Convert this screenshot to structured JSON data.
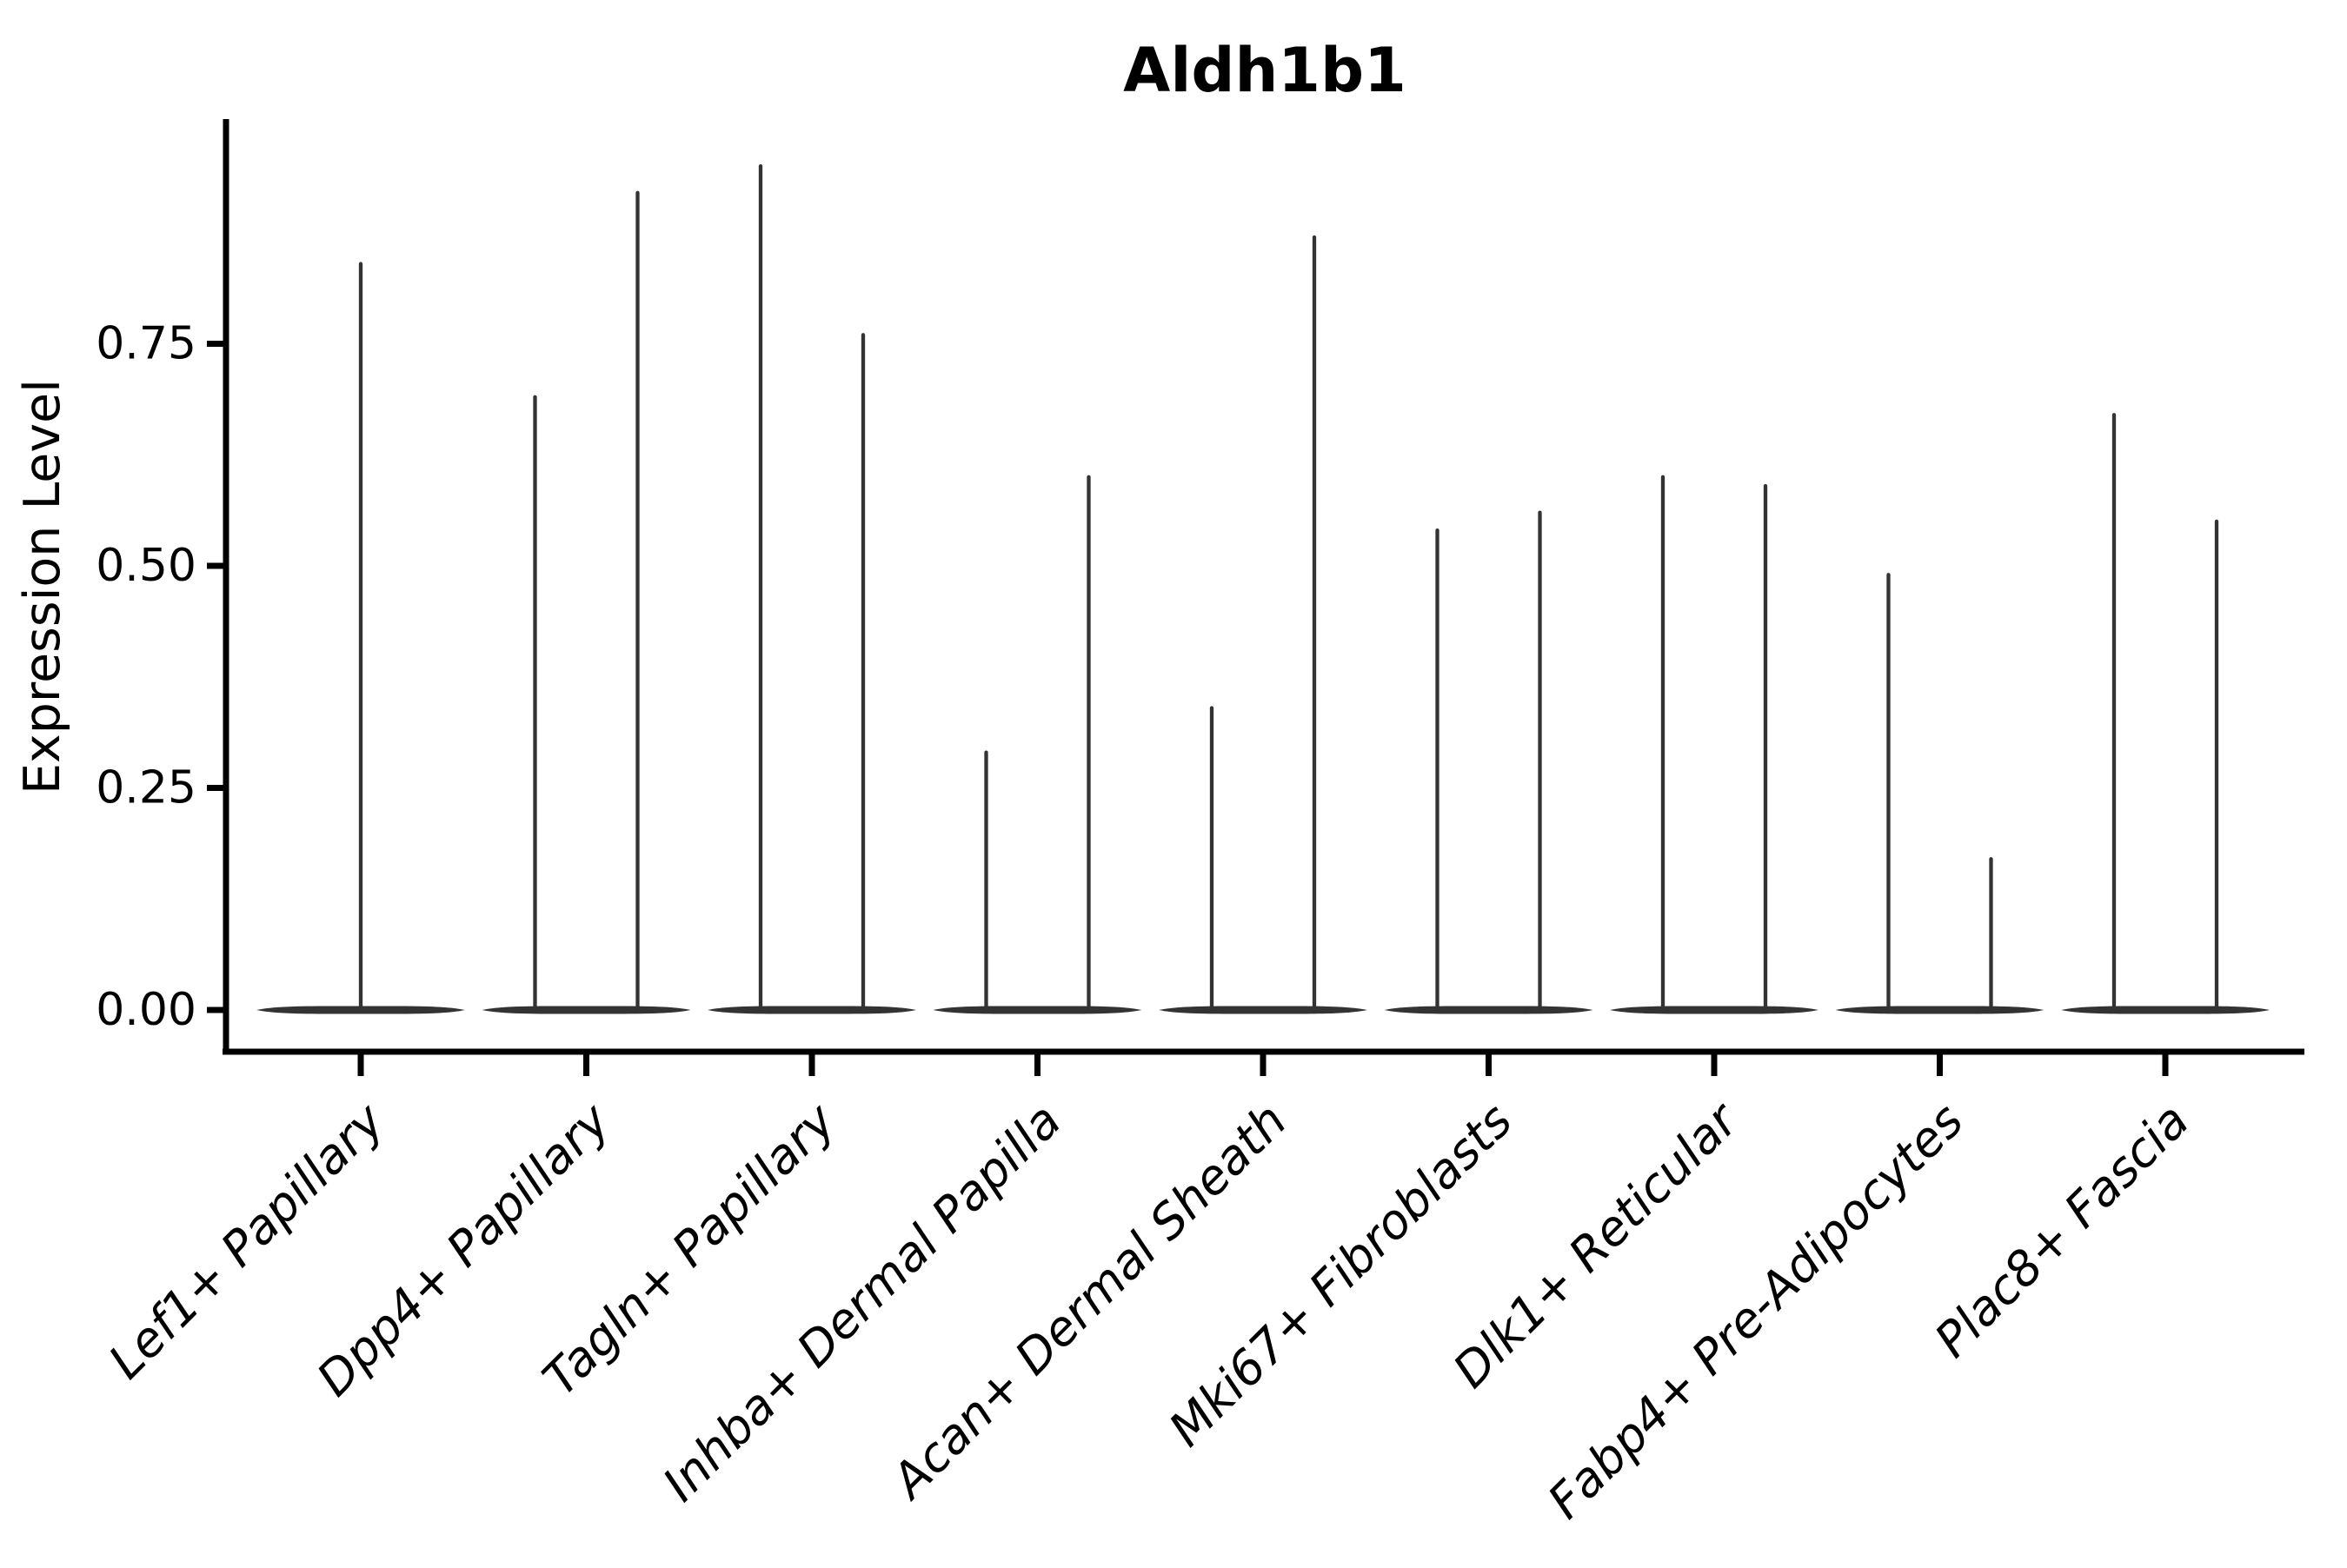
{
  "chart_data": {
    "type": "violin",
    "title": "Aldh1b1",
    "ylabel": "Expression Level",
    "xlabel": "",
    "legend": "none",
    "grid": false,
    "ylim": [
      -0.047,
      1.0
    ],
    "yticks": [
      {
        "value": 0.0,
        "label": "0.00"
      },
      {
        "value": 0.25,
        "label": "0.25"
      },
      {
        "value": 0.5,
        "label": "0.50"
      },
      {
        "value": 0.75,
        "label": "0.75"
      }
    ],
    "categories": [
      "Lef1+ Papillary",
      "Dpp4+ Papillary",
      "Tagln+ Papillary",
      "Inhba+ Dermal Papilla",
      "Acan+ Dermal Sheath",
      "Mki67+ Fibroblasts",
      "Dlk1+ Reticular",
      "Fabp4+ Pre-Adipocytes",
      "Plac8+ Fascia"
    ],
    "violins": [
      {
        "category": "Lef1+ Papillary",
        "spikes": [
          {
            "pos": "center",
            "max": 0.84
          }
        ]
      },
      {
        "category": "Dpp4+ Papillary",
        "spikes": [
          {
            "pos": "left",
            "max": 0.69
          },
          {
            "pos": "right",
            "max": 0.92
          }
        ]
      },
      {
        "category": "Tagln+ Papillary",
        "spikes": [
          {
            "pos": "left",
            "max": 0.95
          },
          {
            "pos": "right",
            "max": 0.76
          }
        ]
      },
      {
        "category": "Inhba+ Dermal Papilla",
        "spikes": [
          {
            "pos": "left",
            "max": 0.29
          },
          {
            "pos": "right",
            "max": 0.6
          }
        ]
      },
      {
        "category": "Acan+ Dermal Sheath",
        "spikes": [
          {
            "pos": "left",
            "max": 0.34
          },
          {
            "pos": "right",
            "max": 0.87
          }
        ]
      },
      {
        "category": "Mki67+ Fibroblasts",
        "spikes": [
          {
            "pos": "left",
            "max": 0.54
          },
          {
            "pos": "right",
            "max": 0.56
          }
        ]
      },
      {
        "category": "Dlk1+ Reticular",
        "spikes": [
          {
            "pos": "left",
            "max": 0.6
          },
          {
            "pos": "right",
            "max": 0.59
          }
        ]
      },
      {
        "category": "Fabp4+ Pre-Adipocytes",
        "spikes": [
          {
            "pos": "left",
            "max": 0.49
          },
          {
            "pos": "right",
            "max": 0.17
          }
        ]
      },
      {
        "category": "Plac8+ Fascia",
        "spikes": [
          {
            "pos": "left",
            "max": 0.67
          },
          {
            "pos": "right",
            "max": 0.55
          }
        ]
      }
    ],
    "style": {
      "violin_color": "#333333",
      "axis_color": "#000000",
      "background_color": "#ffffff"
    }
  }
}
##############################
=== TASK ===
Pictures in the records above are not copied; print everything else exactly.

=== TASK SOLUTION ===
Convert this screenshot to structured JSON data.
{
  "chart_data": {
    "type": "violin",
    "title": "Aldh1b1",
    "ylabel": "Expression Level",
    "xlabel": "",
    "legend": "none",
    "grid": false,
    "ylim": [
      -0.047,
      1.0
    ],
    "yticks": [
      {
        "value": 0.0,
        "label": "0.00"
      },
      {
        "value": 0.25,
        "label": "0.25"
      },
      {
        "value": 0.5,
        "label": "0.50"
      },
      {
        "value": 0.75,
        "label": "0.75"
      }
    ],
    "categories": [
      "Lef1+ Papillary",
      "Dpp4+ Papillary",
      "Tagln+ Papillary",
      "Inhba+ Dermal Papilla",
      "Acan+ Dermal Sheath",
      "Mki67+ Fibroblasts",
      "Dlk1+ Reticular",
      "Fabp4+ Pre-Adipocytes",
      "Plac8+ Fascia"
    ],
    "violins": [
      {
        "category": "Lef1+ Papillary",
        "spikes": [
          {
            "pos": "center",
            "max": 0.84
          }
        ]
      },
      {
        "category": "Dpp4+ Papillary",
        "spikes": [
          {
            "pos": "left",
            "max": 0.69
          },
          {
            "pos": "right",
            "max": 0.92
          }
        ]
      },
      {
        "category": "Tagln+ Papillary",
        "spikes": [
          {
            "pos": "left",
            "max": 0.95
          },
          {
            "pos": "right",
            "max": 0.76
          }
        ]
      },
      {
        "category": "Inhba+ Dermal Papilla",
        "spikes": [
          {
            "pos": "left",
            "max": 0.29
          },
          {
            "pos": "right",
            "max": 0.6
          }
        ]
      },
      {
        "category": "Acan+ Dermal Sheath",
        "spikes": [
          {
            "pos": "left",
            "max": 0.34
          },
          {
            "pos": "right",
            "max": 0.87
          }
        ]
      },
      {
        "category": "Mki67+ Fibroblasts",
        "spikes": [
          {
            "pos": "left",
            "max": 0.54
          },
          {
            "pos": "right",
            "max": 0.56
          }
        ]
      },
      {
        "category": "Dlk1+ Reticular",
        "spikes": [
          {
            "pos": "left",
            "max": 0.6
          },
          {
            "pos": "right",
            "max": 0.59
          }
        ]
      },
      {
        "category": "Fabp4+ Pre-Adipocytes",
        "spikes": [
          {
            "pos": "left",
            "max": 0.49
          },
          {
            "pos": "right",
            "max": 0.17
          }
        ]
      },
      {
        "category": "Plac8+ Fascia",
        "spikes": [
          {
            "pos": "left",
            "max": 0.67
          },
          {
            "pos": "right",
            "max": 0.55
          }
        ]
      }
    ],
    "style": {
      "violin_color": "#333333",
      "axis_color": "#000000",
      "background_color": "#ffffff"
    }
  }
}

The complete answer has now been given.